GOAL OF THE EXERCISE: Would you go through the records below and copy each line with the string "What"?

-----

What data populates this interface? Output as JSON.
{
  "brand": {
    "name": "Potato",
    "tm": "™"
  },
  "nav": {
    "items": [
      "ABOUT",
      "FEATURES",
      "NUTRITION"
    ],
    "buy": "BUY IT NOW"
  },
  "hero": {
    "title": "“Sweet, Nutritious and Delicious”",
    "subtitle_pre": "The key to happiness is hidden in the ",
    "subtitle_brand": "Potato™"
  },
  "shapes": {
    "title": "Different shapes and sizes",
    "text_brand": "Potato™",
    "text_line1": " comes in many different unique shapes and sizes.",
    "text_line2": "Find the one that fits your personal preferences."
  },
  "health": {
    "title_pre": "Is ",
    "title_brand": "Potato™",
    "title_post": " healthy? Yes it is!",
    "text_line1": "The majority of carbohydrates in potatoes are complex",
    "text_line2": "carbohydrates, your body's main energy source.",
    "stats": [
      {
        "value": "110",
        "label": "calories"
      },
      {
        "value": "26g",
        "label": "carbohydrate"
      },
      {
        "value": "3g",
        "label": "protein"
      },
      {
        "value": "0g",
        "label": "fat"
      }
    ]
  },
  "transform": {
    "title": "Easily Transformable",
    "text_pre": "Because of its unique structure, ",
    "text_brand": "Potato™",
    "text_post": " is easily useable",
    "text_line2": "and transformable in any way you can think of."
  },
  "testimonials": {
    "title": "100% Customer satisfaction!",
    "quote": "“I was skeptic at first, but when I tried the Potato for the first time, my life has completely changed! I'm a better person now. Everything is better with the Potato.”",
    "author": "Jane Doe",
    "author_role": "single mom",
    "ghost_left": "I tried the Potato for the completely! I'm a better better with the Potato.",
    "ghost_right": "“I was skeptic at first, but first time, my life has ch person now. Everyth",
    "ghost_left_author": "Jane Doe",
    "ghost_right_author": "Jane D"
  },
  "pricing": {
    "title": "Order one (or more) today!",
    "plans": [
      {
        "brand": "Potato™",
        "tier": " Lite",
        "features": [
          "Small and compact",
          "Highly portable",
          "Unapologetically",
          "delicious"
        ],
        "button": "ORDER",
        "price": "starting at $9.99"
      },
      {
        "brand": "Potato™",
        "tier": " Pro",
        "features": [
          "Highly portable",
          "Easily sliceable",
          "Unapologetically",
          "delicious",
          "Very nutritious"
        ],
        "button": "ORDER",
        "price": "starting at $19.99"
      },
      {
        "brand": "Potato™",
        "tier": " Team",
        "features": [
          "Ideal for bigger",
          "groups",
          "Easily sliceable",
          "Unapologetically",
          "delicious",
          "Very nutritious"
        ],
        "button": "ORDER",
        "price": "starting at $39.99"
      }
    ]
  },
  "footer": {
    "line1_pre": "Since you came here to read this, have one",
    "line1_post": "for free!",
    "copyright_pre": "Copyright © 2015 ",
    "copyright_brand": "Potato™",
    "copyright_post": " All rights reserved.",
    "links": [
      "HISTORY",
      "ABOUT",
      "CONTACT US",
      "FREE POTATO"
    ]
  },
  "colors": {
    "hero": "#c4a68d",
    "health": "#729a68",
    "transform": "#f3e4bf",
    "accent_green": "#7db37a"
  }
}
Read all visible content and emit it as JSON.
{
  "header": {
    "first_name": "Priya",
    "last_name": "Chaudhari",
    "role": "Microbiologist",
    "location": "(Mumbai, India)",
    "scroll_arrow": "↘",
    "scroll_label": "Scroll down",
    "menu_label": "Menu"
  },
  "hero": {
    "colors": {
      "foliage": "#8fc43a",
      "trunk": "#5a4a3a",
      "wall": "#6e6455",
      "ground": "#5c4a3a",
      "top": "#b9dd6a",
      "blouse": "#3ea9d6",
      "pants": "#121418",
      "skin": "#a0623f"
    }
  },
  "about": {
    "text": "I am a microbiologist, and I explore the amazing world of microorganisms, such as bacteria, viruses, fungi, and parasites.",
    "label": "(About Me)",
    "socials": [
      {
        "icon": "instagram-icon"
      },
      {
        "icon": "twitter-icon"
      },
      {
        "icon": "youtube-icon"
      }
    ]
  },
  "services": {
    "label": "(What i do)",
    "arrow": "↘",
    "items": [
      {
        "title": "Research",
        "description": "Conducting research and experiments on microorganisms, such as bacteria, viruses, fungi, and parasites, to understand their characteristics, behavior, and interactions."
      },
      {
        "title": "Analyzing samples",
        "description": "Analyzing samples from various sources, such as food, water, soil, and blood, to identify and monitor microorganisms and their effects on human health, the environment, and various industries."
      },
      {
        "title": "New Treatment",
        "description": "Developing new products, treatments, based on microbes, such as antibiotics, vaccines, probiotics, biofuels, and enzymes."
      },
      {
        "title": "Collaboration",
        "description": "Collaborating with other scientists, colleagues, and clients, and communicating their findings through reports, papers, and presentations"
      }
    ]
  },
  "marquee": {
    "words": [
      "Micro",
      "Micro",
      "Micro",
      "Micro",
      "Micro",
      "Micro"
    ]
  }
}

-----

EXERCISE SOLUTION:
What data populates this interface? Output as JSON.
    "label": "(What i do)",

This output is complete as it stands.